# [Aim of the task]
Reproduce each record exactly.

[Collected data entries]
^^^^^^^^
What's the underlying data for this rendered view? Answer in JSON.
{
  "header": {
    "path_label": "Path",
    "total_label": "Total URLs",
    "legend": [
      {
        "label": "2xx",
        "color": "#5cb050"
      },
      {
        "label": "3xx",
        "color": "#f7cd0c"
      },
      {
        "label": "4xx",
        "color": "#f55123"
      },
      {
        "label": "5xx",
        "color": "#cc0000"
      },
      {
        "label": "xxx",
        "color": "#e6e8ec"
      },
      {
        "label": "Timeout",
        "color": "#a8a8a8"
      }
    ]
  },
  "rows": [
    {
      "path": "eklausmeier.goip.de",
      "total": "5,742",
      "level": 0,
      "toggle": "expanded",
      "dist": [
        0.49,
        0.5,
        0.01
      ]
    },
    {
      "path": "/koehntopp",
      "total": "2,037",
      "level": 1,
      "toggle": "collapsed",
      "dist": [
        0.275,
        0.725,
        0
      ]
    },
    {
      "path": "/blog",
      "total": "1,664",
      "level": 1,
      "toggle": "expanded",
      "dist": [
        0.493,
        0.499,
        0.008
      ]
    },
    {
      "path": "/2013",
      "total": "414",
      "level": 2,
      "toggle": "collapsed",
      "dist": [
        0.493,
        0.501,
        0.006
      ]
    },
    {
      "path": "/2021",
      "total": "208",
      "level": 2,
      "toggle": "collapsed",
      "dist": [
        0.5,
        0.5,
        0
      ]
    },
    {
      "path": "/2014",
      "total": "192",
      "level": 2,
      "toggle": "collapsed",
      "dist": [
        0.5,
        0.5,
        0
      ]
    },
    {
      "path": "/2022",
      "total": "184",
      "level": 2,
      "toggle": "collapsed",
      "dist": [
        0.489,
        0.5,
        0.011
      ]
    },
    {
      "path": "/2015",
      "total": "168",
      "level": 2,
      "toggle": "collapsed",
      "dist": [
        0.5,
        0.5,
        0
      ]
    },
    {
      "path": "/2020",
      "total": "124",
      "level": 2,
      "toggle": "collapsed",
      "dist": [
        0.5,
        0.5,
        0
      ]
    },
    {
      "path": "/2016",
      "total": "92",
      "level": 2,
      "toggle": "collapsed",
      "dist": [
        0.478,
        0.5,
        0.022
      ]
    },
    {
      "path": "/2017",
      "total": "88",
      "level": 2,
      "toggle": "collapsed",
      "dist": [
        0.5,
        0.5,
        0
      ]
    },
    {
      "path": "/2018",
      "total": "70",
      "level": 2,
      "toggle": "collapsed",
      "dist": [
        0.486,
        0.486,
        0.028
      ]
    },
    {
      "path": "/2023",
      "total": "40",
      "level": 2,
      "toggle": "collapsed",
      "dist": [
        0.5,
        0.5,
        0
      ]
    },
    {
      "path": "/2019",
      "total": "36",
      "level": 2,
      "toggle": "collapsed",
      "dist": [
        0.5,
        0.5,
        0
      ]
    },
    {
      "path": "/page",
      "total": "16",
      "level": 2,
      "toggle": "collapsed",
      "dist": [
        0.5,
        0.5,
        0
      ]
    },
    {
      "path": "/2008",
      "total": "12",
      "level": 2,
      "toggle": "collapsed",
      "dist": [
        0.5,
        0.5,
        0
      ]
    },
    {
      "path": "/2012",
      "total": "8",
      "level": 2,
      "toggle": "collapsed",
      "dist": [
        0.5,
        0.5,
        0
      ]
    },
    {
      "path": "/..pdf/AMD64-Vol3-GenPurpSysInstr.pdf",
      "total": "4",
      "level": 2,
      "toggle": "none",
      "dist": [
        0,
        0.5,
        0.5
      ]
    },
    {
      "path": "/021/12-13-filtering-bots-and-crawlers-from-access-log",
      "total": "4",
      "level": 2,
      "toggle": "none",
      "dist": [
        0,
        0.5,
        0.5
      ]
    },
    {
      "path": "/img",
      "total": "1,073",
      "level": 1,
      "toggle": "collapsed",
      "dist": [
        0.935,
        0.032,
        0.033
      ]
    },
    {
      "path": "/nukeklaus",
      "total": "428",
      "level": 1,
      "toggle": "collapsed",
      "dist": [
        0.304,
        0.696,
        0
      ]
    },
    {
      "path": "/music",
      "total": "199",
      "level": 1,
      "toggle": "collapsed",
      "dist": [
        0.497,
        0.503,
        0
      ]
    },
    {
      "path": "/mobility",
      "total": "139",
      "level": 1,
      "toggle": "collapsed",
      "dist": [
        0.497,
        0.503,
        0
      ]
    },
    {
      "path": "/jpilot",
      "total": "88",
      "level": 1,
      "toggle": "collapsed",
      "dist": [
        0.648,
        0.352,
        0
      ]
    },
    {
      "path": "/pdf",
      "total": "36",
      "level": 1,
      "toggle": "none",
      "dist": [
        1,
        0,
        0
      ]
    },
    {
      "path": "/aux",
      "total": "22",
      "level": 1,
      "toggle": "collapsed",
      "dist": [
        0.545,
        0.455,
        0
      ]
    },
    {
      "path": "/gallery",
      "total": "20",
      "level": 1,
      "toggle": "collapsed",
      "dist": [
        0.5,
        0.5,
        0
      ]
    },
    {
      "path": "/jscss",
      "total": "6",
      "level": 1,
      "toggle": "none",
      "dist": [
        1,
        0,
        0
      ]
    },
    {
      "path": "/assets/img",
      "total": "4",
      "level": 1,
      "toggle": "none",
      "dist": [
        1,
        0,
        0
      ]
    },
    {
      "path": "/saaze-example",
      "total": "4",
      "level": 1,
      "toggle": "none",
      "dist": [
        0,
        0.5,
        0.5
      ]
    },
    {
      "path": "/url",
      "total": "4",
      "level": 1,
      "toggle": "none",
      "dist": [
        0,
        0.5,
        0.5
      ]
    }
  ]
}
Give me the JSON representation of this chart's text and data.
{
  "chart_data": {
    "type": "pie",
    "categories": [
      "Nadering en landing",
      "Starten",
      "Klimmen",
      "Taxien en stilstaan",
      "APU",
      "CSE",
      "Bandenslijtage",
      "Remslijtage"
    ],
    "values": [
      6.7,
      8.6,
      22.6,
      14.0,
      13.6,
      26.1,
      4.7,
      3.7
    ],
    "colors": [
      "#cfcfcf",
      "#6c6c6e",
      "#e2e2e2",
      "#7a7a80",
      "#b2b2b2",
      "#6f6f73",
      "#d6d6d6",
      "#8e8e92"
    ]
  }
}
^^^^^^^^
# [Finished answer]
What's the underlying data for this rendered view? Answer in JSON.
{
  "header": {
    "path_label": "Path",
    "total_label": "Total URLs",
    "legend": [
      {
        "label": "2xx",
        "color": "#5cb050"
      },
      {
        "label": "3xx",
        "color": "#f7cd0c"
      },
      {
        "label": "4xx",
        "color": "#f55123"
      },
      {
        "label": "5xx",
        "color": "#cc0000"
      },
      {
        "label": "xxx",
        "color": "#e6e8ec"
      },
      {
        "label": "Timeout",
        "color": "#a8a8a8"
      }
    ]
  },
  "rows": [
    {
      "path": "eklausmeier.goip.de",
      "total": "5,742",
      "level": 0,
      "toggle": "expanded",
      "dist": [
        0.49,
        0.5,
        0.01
      ]
    },
    {
      "path": "/koehntopp",
      "total": "2,037",
      "level": 1,
      "toggle": "collapsed",
      "dist": [
        0.275,
        0.725,
        0
      ]
    },
    {
      "path": "/blog",
      "total": "1,664",
      "level": 1,
      "toggle": "expanded",
      "dist": [
        0.493,
        0.499,
        0.008
      ]
    },
    {
      "path": "/2013",
      "total": "414",
      "level": 2,
      "toggle": "collapsed",
      "dist": [
        0.493,
        0.501,
        0.006
      ]
    },
    {
      "path": "/2021",
      "total": "208",
      "level": 2,
      "toggle": "collapsed",
      "dist": [
        0.5,
        0.5,
        0
      ]
    },
    {
      "path": "/2014",
      "total": "192",
      "level": 2,
      "toggle": "collapsed",
      "dist": [
        0.5,
        0.5,
        0
      ]
    },
    {
      "path": "/2022",
      "total": "184",
      "level": 2,
      "toggle": "collapsed",
      "dist": [
        0.489,
        0.5,
        0.011
      ]
    },
    {
      "path": "/2015",
      "total": "168",
      "level": 2,
      "toggle": "collapsed",
      "dist": [
        0.5,
        0.5,
        0
      ]
    },
    {
      "path": "/2020",
      "total": "124",
      "level": 2,
      "toggle": "collapsed",
      "dist": [
        0.5,
        0.5,
        0
      ]
    },
    {
      "path": "/2016",
      "total": "92",
      "level": 2,
      "toggle": "collapsed",
      "dist": [
        0.478,
        0.5,
        0.022
      ]
    },
    {
      "path": "/2017",
      "total": "88",
      "level": 2,
      "toggle": "collapsed",
      "dist": [
        0.5,
        0.5,
        0
      ]
    },
    {
      "path": "/2018",
      "total": "70",
      "level": 2,
      "toggle": "collapsed",
      "dist": [
        0.486,
        0.486,
        0.028
      ]
    },
    {
      "path": "/2023",
      "total": "40",
      "level": 2,
      "toggle": "collapsed",
      "dist": [
        0.5,
        0.5,
        0
      ]
    },
    {
      "path": "/2019",
      "total": "36",
      "level": 2,
      "toggle": "collapsed",
      "dist": [
        0.5,
        0.5,
        0
      ]
    },
    {
      "path": "/page",
      "total": "16",
      "level": 2,
      "toggle": "collapsed",
      "dist": [
        0.5,
        0.5,
        0
      ]
    },
    {
      "path": "/2008",
      "total": "12",
      "level": 2,
      "toggle": "collapsed",
      "dist": [
        0.5,
        0.5,
        0
      ]
    },
    {
      "path": "/2012",
      "total": "8",
      "level": 2,
      "toggle": "collapsed",
      "dist": [
        0.5,
        0.5,
        0
      ]
    },
    {
      "path": "/..pdf/AMD64-Vol3-GenPurpSysInstr.pdf",
      "total": "4",
      "level": 2,
      "toggle": "none",
      "dist": [
        0,
        0.5,
        0.5
      ]
    },
    {
      "path": "/021/12-13-filtering-bots-and-crawlers-from-access-log",
      "total": "4",
      "level": 2,
      "toggle": "none",
      "dist": [
        0,
        0.5,
        0.5
      ]
    },
    {
      "path": "/img",
      "total": "1,073",
      "level": 1,
      "toggle": "collapsed",
      "dist": [
        0.935,
        0.032,
        0.033
      ]
    },
    {
      "path": "/nukeklaus",
      "total": "428",
      "level": 1,
      "toggle": "collapsed",
      "dist": [
        0.304,
        0.696,
        0
      ]
    },
    {
      "path": "/music",
      "total": "199",
      "level": 1,
      "toggle": "collapsed",
      "dist": [
        0.497,
        0.503,
        0
      ]
    },
    {
      "path": "/mobility",
      "total": "139",
      "level": 1,
      "toggle": "collapsed",
      "dist": [
        0.497,
        0.503,
        0
      ]
    },
    {
      "path": "/jpilot",
      "total": "88",
      "level": 1,
      "toggle": "collapsed",
      "dist": [
        0.648,
        0.352,
        0
      ]
    },
    {
      "path": "/pdf",
      "total": "36",
      "level": 1,
      "toggle": "none",
      "dist": [
        1,
        0,
        0
      ]
    },
    {
      "path": "/aux",
      "total": "22",
      "level": 1,
      "toggle": "collapsed",
      "dist": [
        0.545,
        0.455,
        0
      ]
    },
    {
      "path": "/gallery",
      "total": "20",
      "level": 1,
      "toggle": "collapsed",
      "dist": [
        0.5,
        0.5,
        0
      ]
    },
    {
      "path": "/jscss",
      "total": "6",
      "level": 1,
      "toggle": "none",
      "dist": [
        1,
        0,
        0
      ]
    },
    {
      "path": "/assets/img",
      "total": "4",
      "level": 1,
      "toggle": "none",
      "dist": [
        1,
        0,
        0
      ]
    },
    {
      "path": "/saaze-example",
      "total": "4",
      "level": 1,
      "toggle": "none",
      "dist": [
        0,
        0.5,
        0.5
      ]
    },
    {
      "path": "/url",
      "total": "4",
      "level": 1,
      "toggle": "none",
      "dist": [
        0,
        0.5,
        0.5
      ]
    }
  ]
}
Give me the JSON representation of this chart's text and data.
{
  "chart_data": {
    "type": "pie",
    "categories": [
      "Nadering en landing",
      "Starten",
      "Klimmen",
      "Taxien en stilstaan",
      "APU",
      "CSE",
      "Bandenslijtage",
      "Remslijtage"
    ],
    "values": [
      6.7,
      8.6,
      22.6,
      14.0,
      13.6,
      26.1,
      4.7,
      3.7
    ],
    "colors": [
      "#cfcfcf",
      "#6c6c6e",
      "#e2e2e2",
      "#7a7a80",
      "#b2b2b2",
      "#6f6f73",
      "#d6d6d6",
      "#8e8e92"
    ]
  }
}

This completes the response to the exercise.